▶ **SET EXERCISE**
Go through the lines below and copy each one that holds the string "structured".

▶ **INPUT RECORDS**
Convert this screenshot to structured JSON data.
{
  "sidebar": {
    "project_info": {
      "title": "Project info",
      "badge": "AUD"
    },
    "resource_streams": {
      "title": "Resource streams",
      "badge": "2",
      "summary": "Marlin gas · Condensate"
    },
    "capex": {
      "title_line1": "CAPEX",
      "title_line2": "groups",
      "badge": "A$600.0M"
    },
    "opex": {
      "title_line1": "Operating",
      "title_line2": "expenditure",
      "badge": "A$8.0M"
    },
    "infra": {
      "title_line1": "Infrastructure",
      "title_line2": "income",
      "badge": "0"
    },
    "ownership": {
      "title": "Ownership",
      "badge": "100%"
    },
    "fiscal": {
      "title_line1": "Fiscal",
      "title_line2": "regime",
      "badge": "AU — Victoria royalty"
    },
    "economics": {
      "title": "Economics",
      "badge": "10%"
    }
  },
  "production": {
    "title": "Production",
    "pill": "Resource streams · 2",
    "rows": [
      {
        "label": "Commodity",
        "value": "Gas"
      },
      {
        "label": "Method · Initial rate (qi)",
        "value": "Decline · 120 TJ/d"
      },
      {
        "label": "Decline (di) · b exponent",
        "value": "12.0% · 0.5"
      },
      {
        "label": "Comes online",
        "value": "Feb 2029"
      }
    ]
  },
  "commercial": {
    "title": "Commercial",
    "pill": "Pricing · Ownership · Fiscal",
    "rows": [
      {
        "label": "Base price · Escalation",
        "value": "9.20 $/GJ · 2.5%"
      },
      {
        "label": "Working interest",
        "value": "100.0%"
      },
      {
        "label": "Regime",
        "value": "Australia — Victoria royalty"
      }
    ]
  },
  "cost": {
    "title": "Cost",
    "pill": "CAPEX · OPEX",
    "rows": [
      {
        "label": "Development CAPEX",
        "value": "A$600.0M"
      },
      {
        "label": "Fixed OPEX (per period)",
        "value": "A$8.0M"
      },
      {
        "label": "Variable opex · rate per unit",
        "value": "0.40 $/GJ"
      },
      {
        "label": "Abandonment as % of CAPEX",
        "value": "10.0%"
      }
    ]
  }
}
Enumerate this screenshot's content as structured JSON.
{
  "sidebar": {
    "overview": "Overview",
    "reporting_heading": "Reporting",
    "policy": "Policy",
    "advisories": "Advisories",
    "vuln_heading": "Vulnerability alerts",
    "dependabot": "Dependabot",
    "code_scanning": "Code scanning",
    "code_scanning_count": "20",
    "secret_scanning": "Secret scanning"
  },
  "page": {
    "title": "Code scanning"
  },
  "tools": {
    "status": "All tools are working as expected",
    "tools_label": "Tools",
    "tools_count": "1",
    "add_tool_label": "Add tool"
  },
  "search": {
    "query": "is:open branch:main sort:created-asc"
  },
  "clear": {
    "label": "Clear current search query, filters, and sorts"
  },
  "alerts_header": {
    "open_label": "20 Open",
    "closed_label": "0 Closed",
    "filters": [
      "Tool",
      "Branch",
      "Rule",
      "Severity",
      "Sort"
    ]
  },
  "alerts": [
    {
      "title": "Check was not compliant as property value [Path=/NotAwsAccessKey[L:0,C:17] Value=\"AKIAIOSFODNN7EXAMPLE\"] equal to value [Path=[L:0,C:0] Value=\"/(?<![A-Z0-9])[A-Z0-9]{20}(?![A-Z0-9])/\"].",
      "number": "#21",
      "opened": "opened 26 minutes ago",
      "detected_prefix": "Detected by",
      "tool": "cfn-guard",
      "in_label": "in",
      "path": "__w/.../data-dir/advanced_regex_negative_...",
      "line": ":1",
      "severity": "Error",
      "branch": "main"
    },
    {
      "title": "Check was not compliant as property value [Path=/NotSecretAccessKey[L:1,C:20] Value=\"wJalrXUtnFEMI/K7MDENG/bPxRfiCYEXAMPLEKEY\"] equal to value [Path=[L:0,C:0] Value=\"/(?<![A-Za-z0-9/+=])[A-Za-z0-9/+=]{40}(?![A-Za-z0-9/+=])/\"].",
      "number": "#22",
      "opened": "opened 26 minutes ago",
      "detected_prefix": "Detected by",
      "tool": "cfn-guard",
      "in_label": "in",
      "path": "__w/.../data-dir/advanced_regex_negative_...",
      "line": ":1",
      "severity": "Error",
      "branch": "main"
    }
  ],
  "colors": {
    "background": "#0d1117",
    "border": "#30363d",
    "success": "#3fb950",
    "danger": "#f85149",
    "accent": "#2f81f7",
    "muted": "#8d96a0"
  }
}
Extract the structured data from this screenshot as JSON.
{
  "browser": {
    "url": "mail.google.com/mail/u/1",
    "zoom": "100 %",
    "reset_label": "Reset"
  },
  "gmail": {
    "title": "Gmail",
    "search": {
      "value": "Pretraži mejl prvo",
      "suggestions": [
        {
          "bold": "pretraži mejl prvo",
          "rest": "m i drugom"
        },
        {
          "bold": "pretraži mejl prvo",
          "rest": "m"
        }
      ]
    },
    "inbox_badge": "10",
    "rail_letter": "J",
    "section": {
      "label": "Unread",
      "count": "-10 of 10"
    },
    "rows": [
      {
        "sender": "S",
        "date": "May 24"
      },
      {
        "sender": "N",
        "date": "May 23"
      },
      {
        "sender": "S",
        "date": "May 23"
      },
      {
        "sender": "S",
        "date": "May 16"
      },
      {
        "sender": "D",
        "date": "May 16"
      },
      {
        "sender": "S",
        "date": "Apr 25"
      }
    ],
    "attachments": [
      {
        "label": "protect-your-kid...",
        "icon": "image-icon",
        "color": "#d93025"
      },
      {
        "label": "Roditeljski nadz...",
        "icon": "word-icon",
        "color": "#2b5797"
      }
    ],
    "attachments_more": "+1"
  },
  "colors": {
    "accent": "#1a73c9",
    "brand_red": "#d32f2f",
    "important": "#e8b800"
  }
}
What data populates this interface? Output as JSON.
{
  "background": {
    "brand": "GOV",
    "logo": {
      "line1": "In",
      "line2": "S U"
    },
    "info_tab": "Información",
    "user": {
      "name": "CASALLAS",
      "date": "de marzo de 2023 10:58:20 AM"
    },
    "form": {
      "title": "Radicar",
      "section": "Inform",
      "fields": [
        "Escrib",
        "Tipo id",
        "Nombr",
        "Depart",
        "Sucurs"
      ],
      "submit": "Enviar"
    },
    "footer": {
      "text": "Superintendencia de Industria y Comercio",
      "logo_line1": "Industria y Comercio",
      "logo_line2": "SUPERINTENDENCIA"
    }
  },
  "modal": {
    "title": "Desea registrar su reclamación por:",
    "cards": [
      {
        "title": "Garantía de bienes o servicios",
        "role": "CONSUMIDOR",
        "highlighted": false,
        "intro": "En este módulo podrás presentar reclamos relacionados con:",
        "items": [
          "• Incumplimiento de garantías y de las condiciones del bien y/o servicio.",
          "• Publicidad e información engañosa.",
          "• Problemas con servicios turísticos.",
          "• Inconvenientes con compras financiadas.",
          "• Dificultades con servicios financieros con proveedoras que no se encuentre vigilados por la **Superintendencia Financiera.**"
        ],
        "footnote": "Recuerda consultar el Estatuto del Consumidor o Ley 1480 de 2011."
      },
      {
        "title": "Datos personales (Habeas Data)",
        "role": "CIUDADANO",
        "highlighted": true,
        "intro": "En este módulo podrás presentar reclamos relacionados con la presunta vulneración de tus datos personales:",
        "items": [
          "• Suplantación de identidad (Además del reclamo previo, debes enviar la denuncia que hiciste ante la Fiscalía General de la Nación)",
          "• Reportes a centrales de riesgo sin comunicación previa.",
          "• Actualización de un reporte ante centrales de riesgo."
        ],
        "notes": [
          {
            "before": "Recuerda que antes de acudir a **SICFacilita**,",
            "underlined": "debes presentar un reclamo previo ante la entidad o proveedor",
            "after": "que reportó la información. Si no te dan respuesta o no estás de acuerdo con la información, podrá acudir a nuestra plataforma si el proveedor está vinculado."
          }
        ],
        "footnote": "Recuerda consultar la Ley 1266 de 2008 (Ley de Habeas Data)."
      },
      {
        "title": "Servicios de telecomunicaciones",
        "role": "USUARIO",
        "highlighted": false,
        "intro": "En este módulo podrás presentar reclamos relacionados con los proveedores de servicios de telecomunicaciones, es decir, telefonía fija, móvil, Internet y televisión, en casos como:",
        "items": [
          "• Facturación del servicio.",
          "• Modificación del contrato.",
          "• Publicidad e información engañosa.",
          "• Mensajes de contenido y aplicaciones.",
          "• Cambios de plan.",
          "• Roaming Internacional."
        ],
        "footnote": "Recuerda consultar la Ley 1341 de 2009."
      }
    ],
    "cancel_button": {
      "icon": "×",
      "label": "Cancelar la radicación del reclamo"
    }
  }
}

▶ **SOLUTION BELOW**
Convert this screenshot to structured JSON data.
Enumerate this screenshot's content as structured JSON.
Extract the structured data from this screenshot as JSON.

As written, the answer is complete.